Request
In the listing below, locate the lines that hold the string "right". Copy those lines.

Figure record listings

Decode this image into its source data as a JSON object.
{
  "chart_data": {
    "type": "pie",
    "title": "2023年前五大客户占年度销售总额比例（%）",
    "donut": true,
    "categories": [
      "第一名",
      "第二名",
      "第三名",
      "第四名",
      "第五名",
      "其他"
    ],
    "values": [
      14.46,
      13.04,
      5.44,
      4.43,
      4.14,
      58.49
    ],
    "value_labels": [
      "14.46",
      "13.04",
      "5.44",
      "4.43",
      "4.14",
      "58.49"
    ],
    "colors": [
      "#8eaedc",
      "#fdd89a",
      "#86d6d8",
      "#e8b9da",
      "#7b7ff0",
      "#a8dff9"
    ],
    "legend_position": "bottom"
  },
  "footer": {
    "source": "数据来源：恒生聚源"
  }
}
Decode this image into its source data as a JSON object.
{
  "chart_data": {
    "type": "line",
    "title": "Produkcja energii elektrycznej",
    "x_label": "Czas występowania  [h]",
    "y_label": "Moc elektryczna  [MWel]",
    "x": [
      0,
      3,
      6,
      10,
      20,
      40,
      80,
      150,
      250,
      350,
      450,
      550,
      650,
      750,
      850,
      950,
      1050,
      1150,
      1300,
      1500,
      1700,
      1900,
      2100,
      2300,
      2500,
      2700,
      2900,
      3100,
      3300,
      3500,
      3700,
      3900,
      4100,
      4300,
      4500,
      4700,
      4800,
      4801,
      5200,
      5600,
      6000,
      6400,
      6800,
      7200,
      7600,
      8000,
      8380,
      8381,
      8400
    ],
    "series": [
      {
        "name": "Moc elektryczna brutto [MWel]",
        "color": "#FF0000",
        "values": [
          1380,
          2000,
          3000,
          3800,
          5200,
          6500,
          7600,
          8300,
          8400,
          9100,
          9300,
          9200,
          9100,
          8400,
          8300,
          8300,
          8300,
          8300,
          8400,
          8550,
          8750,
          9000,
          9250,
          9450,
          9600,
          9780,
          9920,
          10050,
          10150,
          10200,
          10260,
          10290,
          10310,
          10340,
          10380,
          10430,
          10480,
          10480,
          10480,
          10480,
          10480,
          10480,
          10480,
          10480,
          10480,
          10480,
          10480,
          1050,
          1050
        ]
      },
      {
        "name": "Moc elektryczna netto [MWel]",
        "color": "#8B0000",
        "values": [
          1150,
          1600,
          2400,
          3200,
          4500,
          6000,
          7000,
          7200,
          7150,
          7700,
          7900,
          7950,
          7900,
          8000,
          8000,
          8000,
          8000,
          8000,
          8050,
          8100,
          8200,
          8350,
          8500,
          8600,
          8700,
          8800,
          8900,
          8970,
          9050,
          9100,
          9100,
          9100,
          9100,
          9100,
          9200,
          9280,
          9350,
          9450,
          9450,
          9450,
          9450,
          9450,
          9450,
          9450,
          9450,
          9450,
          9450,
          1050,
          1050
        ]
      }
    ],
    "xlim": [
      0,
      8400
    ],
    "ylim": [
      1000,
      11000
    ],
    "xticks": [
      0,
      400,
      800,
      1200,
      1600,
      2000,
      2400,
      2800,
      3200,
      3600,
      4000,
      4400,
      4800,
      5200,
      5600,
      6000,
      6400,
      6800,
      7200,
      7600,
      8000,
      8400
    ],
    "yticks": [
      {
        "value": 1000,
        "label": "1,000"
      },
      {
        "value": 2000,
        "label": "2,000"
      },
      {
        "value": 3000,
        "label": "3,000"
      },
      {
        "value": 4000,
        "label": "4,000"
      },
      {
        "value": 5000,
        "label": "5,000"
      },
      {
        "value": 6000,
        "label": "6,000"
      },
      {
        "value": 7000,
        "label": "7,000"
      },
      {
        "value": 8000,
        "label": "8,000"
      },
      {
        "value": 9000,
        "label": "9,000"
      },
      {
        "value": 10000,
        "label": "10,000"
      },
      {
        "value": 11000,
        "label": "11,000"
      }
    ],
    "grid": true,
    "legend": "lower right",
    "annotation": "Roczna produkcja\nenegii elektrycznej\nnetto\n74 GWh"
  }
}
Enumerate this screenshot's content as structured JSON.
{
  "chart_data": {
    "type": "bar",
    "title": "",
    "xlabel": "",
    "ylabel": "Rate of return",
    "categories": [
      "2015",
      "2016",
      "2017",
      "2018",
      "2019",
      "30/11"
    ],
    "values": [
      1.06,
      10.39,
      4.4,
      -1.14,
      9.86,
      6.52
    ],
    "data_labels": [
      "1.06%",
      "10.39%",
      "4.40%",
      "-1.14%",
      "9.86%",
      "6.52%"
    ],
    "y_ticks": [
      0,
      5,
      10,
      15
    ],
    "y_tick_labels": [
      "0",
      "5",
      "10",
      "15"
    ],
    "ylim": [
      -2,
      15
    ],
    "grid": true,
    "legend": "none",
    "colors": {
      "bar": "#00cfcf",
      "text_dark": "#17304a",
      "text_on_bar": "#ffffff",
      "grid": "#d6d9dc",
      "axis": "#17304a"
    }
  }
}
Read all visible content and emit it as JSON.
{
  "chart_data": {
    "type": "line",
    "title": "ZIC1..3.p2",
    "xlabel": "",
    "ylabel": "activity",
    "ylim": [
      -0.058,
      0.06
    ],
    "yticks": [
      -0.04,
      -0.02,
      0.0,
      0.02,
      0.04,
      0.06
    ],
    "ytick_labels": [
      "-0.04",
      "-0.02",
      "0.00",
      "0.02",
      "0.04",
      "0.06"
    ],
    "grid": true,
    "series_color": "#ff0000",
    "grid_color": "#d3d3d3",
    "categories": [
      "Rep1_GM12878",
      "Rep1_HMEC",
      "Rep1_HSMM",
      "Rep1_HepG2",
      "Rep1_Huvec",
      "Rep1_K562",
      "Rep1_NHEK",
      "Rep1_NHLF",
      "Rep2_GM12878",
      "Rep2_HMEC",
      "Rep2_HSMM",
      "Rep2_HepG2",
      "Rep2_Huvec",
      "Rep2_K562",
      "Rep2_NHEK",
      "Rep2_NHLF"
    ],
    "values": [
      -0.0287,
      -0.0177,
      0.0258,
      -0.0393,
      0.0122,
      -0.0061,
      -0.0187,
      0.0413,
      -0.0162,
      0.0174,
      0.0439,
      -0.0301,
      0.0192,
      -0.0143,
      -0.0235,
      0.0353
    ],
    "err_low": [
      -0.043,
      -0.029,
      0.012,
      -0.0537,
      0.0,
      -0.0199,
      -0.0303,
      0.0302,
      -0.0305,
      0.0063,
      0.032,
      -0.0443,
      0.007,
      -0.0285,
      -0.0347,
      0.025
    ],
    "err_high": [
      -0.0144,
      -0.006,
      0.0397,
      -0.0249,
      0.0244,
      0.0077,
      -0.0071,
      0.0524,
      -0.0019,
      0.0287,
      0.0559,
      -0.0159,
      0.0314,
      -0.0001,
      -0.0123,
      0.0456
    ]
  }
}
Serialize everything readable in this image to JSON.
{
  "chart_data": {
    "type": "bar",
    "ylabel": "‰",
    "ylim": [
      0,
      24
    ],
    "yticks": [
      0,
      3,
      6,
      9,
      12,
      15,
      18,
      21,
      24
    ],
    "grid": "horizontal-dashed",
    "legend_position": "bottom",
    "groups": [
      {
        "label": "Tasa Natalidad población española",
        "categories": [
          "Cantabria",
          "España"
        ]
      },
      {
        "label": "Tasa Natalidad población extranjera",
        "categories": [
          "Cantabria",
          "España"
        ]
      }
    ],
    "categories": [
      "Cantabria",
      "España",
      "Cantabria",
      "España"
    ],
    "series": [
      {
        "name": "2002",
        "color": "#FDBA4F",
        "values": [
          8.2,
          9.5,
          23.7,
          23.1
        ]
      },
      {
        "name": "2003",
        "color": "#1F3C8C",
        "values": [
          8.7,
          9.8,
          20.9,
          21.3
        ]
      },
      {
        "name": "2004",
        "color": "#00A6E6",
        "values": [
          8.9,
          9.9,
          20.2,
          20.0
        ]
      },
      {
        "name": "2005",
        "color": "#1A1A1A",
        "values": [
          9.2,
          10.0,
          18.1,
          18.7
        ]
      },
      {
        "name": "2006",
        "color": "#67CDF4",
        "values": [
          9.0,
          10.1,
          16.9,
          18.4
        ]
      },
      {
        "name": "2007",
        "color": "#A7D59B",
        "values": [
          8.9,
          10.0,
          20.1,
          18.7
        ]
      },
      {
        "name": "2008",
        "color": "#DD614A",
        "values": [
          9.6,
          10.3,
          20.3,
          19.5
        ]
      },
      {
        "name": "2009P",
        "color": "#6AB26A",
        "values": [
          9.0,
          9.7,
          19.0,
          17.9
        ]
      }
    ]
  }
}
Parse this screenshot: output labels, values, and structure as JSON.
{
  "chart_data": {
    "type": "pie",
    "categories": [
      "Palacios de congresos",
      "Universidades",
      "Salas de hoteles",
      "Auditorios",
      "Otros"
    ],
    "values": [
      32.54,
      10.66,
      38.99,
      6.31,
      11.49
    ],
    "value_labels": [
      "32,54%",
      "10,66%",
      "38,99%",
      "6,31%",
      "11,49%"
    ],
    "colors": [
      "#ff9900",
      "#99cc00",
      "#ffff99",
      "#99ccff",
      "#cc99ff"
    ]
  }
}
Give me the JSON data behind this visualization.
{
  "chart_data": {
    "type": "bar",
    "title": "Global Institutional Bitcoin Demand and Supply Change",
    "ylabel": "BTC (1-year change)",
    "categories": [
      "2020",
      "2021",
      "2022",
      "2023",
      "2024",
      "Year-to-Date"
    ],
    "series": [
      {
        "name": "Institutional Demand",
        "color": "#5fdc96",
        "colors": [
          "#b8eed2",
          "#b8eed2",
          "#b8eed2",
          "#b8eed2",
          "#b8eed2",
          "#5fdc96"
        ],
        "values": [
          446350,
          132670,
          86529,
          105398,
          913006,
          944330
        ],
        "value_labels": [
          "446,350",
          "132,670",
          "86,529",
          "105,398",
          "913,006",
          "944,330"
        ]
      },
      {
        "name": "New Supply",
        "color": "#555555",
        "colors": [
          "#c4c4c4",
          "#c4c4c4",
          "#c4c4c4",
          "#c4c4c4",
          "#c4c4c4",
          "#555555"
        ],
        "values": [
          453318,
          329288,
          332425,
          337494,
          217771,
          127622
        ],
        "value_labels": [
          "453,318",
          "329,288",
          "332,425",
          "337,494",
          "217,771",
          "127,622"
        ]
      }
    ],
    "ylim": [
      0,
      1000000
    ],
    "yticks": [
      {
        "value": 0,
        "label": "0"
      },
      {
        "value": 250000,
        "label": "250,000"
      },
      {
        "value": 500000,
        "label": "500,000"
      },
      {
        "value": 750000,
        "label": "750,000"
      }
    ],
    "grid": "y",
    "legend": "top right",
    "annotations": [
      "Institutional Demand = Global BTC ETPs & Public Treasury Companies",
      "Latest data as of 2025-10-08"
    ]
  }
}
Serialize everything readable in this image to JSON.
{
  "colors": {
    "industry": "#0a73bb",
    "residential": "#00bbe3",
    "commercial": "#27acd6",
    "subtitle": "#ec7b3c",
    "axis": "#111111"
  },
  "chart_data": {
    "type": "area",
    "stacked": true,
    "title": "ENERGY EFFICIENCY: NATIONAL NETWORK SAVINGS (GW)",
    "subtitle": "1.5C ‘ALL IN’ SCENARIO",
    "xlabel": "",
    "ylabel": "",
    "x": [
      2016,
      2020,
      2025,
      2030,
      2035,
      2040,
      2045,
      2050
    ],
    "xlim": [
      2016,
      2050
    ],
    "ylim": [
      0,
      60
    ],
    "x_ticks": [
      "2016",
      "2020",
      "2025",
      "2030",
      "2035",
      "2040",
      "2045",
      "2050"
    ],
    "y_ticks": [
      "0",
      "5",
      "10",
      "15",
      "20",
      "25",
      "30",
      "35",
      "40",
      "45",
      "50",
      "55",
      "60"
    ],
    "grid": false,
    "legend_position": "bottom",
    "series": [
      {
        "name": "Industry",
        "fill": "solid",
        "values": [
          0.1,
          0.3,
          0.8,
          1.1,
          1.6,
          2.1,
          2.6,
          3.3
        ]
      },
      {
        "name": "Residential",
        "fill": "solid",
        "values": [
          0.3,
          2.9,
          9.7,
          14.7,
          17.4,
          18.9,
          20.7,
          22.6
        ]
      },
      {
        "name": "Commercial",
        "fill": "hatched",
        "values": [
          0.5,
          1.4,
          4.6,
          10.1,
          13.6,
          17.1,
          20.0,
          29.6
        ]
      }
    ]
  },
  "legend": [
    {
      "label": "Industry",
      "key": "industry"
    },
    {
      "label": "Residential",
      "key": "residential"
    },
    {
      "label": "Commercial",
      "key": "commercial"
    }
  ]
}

Task solution
    "legend": "lower right",
    "legend": "top right",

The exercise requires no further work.